### Description of the task
Of the lines in this listing, how many contain the word "MAP推定"? Give the number and nothing else.

Start Listed entries

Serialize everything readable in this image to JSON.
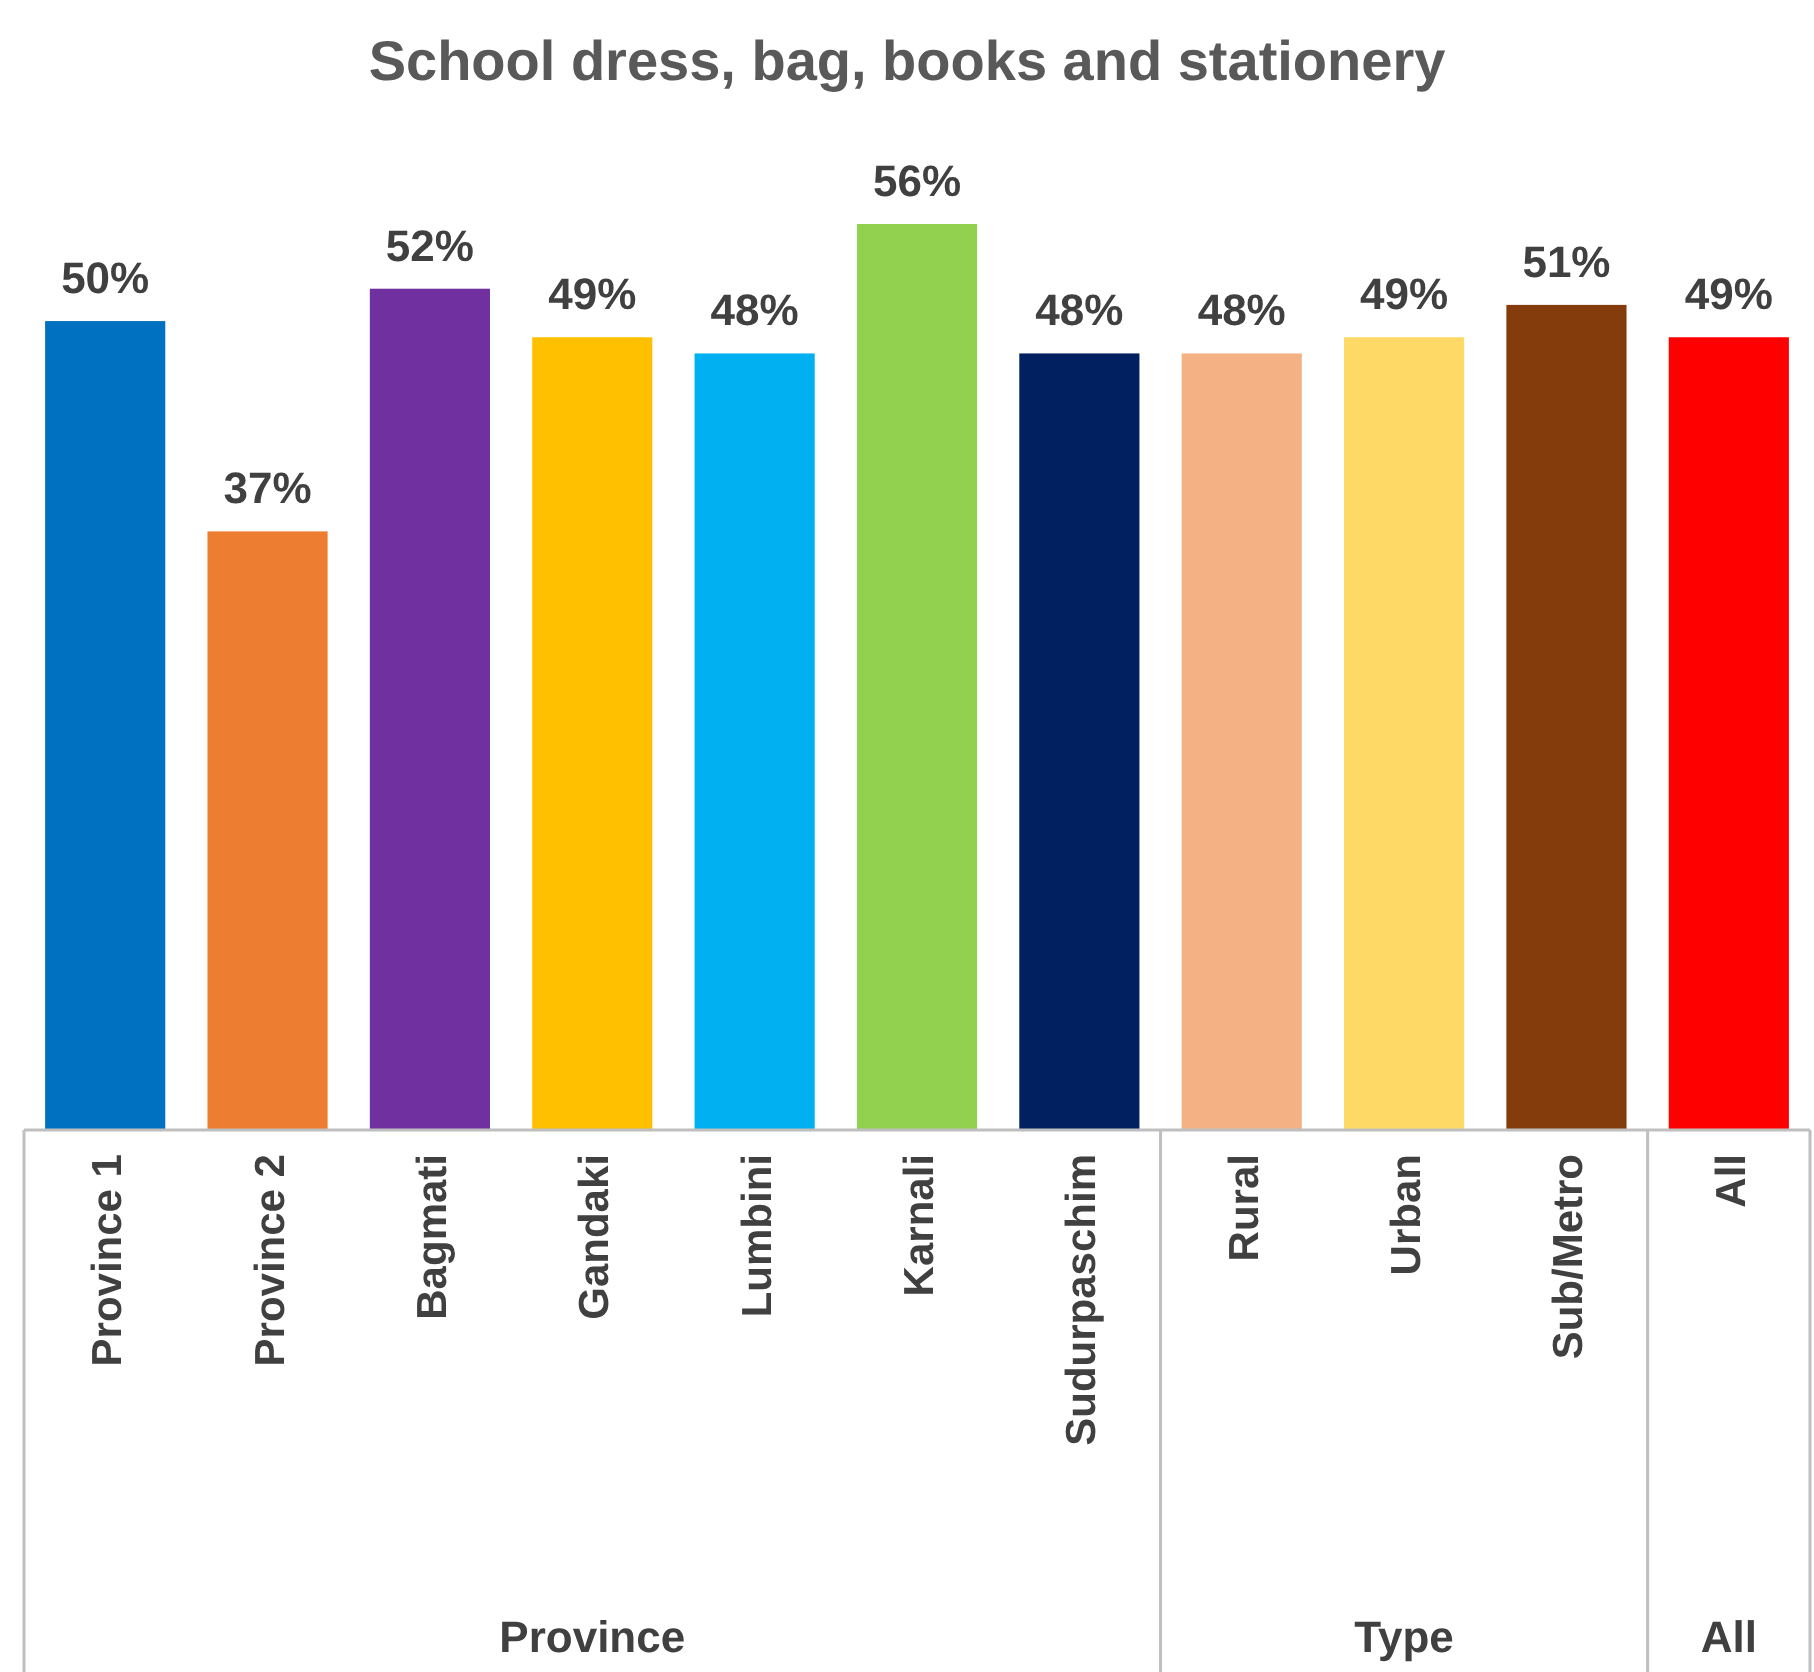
{
  "chart_data": {
    "type": "bar",
    "title": "School dress, bag, books and stationery",
    "categories": [
      "Province 1",
      "Province 2",
      "Bagmati",
      "Gandaki",
      "Lumbini",
      "Karnali",
      "Sudurpaschim",
      "Rural",
      "Urban",
      "Sub/Metro",
      "All"
    ],
    "values": [
      50,
      37,
      52,
      49,
      48,
      56,
      48,
      48,
      49,
      51,
      49
    ],
    "colors": [
      "#0070c0",
      "#ed7d31",
      "#7030a0",
      "#ffc000",
      "#00b0f0",
      "#92d050",
      "#002060",
      "#f4b183",
      "#ffd966",
      "#843c0c",
      "#ff0000"
    ],
    "value_labels": [
      "50%",
      "37%",
      "52%",
      "49%",
      "48%",
      "56%",
      "48%",
      "48%",
      "49%",
      "51%",
      "49%"
    ],
    "relative": false,
    "annotations": [
      "Province",
      "Type",
      "All"
    ]
  }
}
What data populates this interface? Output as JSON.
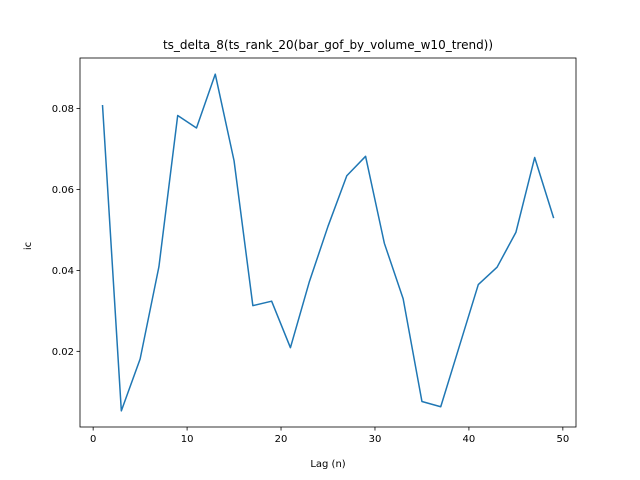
{
  "chart_data": {
    "type": "line",
    "title": "ts_delta_8(ts_rank_20(bar_gof_by_volume_w10_trend))",
    "xlabel": "Lag (n)",
    "ylabel": "ic",
    "xlim": [
      -1.4,
      51.4
    ],
    "ylim": [
      0.0013,
      0.0925
    ],
    "xticks": [
      0,
      10,
      20,
      30,
      40,
      50
    ],
    "xtick_labels": [
      "0",
      "10",
      "20",
      "30",
      "40",
      "50"
    ],
    "yticks": [
      0.02,
      0.04,
      0.06,
      0.08
    ],
    "ytick_labels": [
      "0.02",
      "0.04",
      "0.06",
      "0.08"
    ],
    "grid": false,
    "series": [
      {
        "color": "#1f77b4",
        "x": [
          1,
          3,
          5,
          7,
          9,
          11,
          13,
          15,
          17,
          19,
          21,
          23,
          25,
          27,
          29,
          31,
          33,
          35,
          37,
          39,
          41,
          43,
          45,
          47,
          49
        ],
        "y": [
          0.0807,
          0.0053,
          0.0181,
          0.0409,
          0.0783,
          0.0752,
          0.0885,
          0.0671,
          0.0313,
          0.0324,
          0.0209,
          0.0371,
          0.0509,
          0.0634,
          0.0682,
          0.0467,
          0.033,
          0.0076,
          0.0063,
          0.0214,
          0.0365,
          0.0408,
          0.0494,
          0.0679,
          0.0531
        ]
      }
    ]
  }
}
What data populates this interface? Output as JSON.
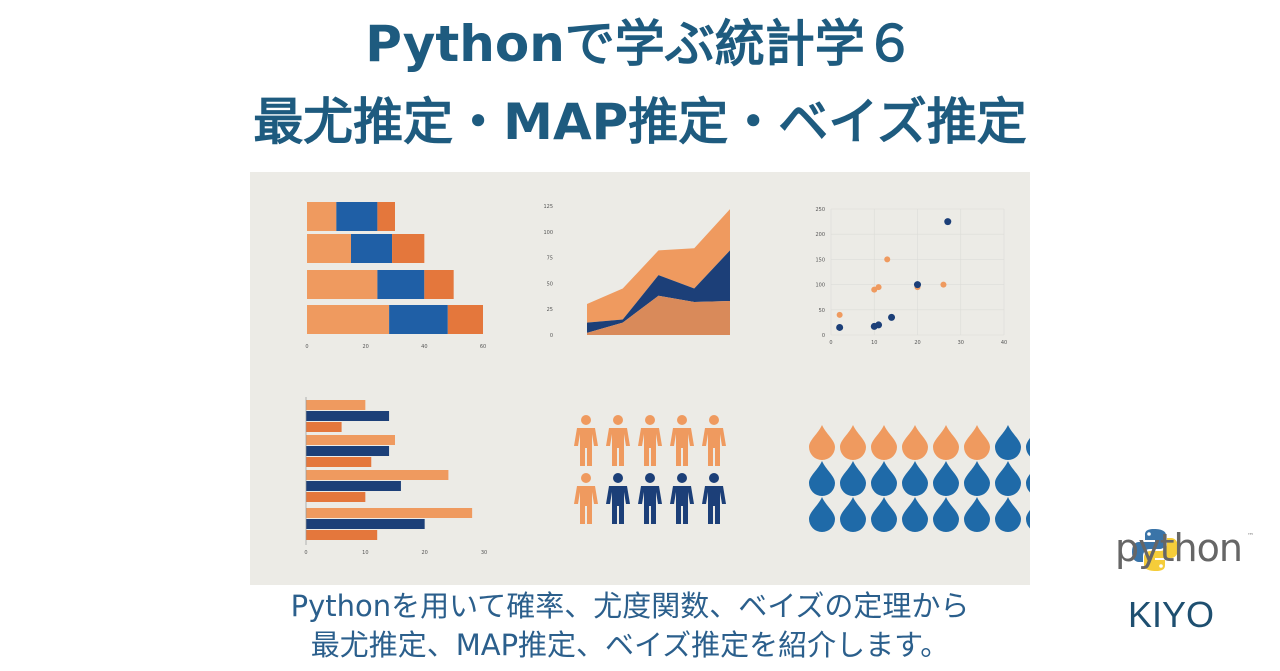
{
  "header": {
    "title_line1": "Pythonで学ぶ統計学６",
    "title_line2": "最尤推定・MAP推定・ベイズ推定"
  },
  "description": {
    "line1": "Pythonを用いて確率、尤度関数、ベイズの定理から",
    "line2": "最尤推定、MAP推定、ベイズ推定を紹介します。"
  },
  "logo": {
    "name": "python",
    "trademark": "™",
    "icon": "python-snake-logo"
  },
  "author": "KIYO",
  "colors": {
    "title": "#1e5b7f",
    "description": "#2b5f8c",
    "orange_light": "#ef9a5f",
    "orange_dark": "#e4773c",
    "blue": "#1f5fa6",
    "navy": "#1c3f78",
    "photo_background": "#ecebe6"
  },
  "illustration": {
    "stacked_bars": {
      "type": "bar",
      "orientation": "horizontal",
      "stacked": true,
      "xticks": [
        "0",
        "20",
        "40",
        "60"
      ],
      "xlim": [
        0,
        60
      ],
      "values": [
        [
          10,
          14,
          6
        ],
        [
          15,
          14,
          11
        ],
        [
          24,
          16,
          10
        ],
        [
          28,
          20,
          12
        ]
      ]
    },
    "area": {
      "type": "area",
      "stacked": true,
      "yticks": [
        "0",
        "25",
        "50",
        "75",
        "100",
        "125"
      ],
      "ylim": [
        0,
        125
      ],
      "layers": [
        [
          2,
          12,
          38,
          32,
          33
        ],
        [
          10,
          3,
          20,
          13,
          49
        ],
        [
          18,
          30,
          24,
          39,
          40
        ]
      ]
    },
    "scatter": {
      "type": "scatter",
      "xlim": [
        0,
        40
      ],
      "ylim": [
        0,
        250
      ],
      "xticks": [
        "0",
        "10",
        "20",
        "30",
        "40"
      ],
      "yticks": [
        "0",
        "50",
        "100",
        "150",
        "200",
        "250"
      ],
      "blue": [
        [
          2,
          15
        ],
        [
          10,
          17
        ],
        [
          11,
          20
        ],
        [
          14,
          35
        ],
        [
          20,
          100
        ],
        [
          27,
          225
        ]
      ],
      "orange": [
        [
          2,
          40
        ],
        [
          10,
          90
        ],
        [
          11,
          95
        ],
        [
          13,
          150
        ],
        [
          20,
          95
        ],
        [
          26,
          100
        ]
      ]
    },
    "grouped_bars": {
      "type": "bar",
      "orientation": "horizontal",
      "xlim": [
        0,
        30
      ],
      "xticks": [
        "0",
        "10",
        "20",
        "30"
      ],
      "values": [
        [
          10,
          14,
          6
        ],
        [
          15,
          14,
          11
        ],
        [
          24,
          16,
          10
        ],
        [
          28,
          20,
          12
        ]
      ]
    },
    "people": {
      "orange": 6,
      "blue": 4,
      "per_row": 5
    },
    "drops": {
      "orange": 6,
      "per_row": 8,
      "rows": 3
    }
  }
}
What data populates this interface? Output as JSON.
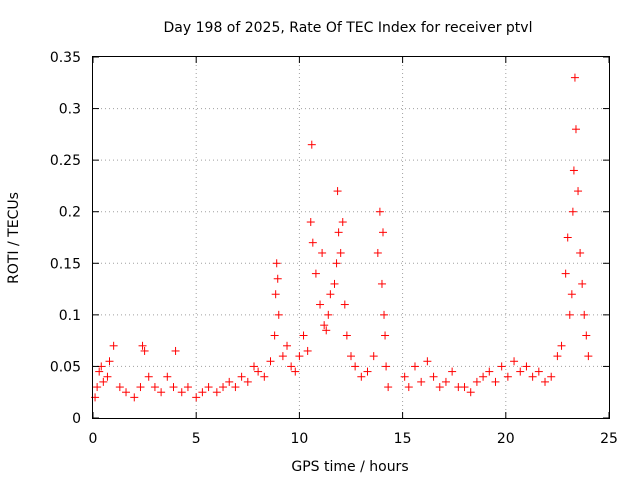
{
  "chart_data": {
    "type": "scatter",
    "title": "Day 198 of 2025, Rate Of TEC Index for receiver ptvl",
    "xlabel": "GPS time / hours",
    "ylabel": "ROTI / TECUs",
    "xlim": [
      0,
      25
    ],
    "ylim": [
      0,
      0.35
    ],
    "xticks": [
      "0",
      "5",
      "10",
      "15",
      "20",
      "25"
    ],
    "yticks": [
      "0",
      "0.05",
      "0.1",
      "0.15",
      "0.2",
      "0.25",
      "0.3",
      "0.35"
    ],
    "marker": "+",
    "color": "#ff0000",
    "grid": true,
    "series": [
      {
        "name": "ROTI",
        "x": [
          0.1,
          0.2,
          0.3,
          0.4,
          0.5,
          0.7,
          0.8,
          1.0,
          1.3,
          1.6,
          2.0,
          2.3,
          2.4,
          2.5,
          2.7,
          3.0,
          3.3,
          3.6,
          3.9,
          4.0,
          4.3,
          4.6,
          5.0,
          5.3,
          5.6,
          6.0,
          6.3,
          6.6,
          6.9,
          7.2,
          7.5,
          7.8,
          8.0,
          8.3,
          8.6,
          8.8,
          8.85,
          8.9,
          8.95,
          9.0,
          9.2,
          9.4,
          9.6,
          9.8,
          10.0,
          10.2,
          10.4,
          10.55,
          10.6,
          10.65,
          10.8,
          11.0,
          11.1,
          11.2,
          11.3,
          11.4,
          11.5,
          11.7,
          11.8,
          11.85,
          11.9,
          12.0,
          12.1,
          12.2,
          12.3,
          12.5,
          12.7,
          13.0,
          13.3,
          13.6,
          13.8,
          13.9,
          14.0,
          14.05,
          14.1,
          14.15,
          14.2,
          14.3,
          15.1,
          15.3,
          15.6,
          15.9,
          16.2,
          16.5,
          16.8,
          17.1,
          17.4,
          17.7,
          18.0,
          18.3,
          18.6,
          18.9,
          19.2,
          19.5,
          19.8,
          20.1,
          20.4,
          20.7,
          21.0,
          21.3,
          21.6,
          21.9,
          22.2,
          22.5,
          22.7,
          22.9,
          23.0,
          23.1,
          23.2,
          23.25,
          23.3,
          23.35,
          23.4,
          23.5,
          23.6,
          23.7,
          23.8,
          23.9,
          24.0
        ],
        "y": [
          0.02,
          0.03,
          0.045,
          0.05,
          0.035,
          0.04,
          0.055,
          0.07,
          0.03,
          0.025,
          0.02,
          0.03,
          0.07,
          0.065,
          0.04,
          0.03,
          0.025,
          0.04,
          0.03,
          0.065,
          0.025,
          0.03,
          0.02,
          0.025,
          0.03,
          0.025,
          0.03,
          0.035,
          0.03,
          0.04,
          0.035,
          0.05,
          0.045,
          0.04,
          0.055,
          0.08,
          0.12,
          0.15,
          0.135,
          0.1,
          0.06,
          0.07,
          0.05,
          0.045,
          0.06,
          0.08,
          0.065,
          0.19,
          0.265,
          0.17,
          0.14,
          0.11,
          0.16,
          0.09,
          0.085,
          0.1,
          0.12,
          0.13,
          0.15,
          0.22,
          0.18,
          0.16,
          0.19,
          0.11,
          0.08,
          0.06,
          0.05,
          0.04,
          0.045,
          0.06,
          0.16,
          0.2,
          0.13,
          0.18,
          0.1,
          0.08,
          0.05,
          0.03,
          0.04,
          0.03,
          0.05,
          0.035,
          0.055,
          0.04,
          0.03,
          0.035,
          0.045,
          0.03,
          0.03,
          0.025,
          0.035,
          0.04,
          0.045,
          0.035,
          0.05,
          0.04,
          0.055,
          0.045,
          0.05,
          0.04,
          0.045,
          0.035,
          0.04,
          0.06,
          0.07,
          0.14,
          0.175,
          0.1,
          0.12,
          0.2,
          0.24,
          0.33,
          0.28,
          0.22,
          0.16,
          0.13,
          0.1,
          0.08,
          0.06
        ]
      }
    ]
  }
}
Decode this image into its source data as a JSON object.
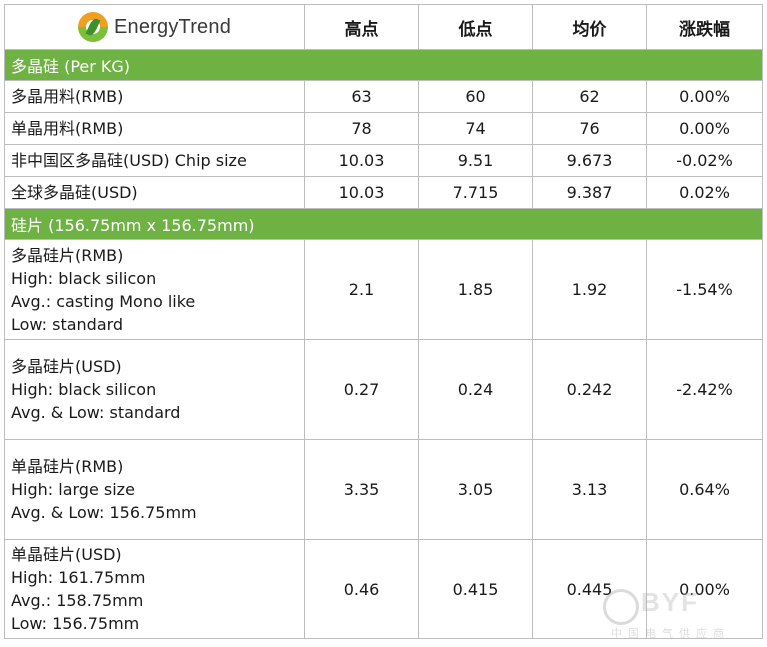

End Listed entries

### In response
2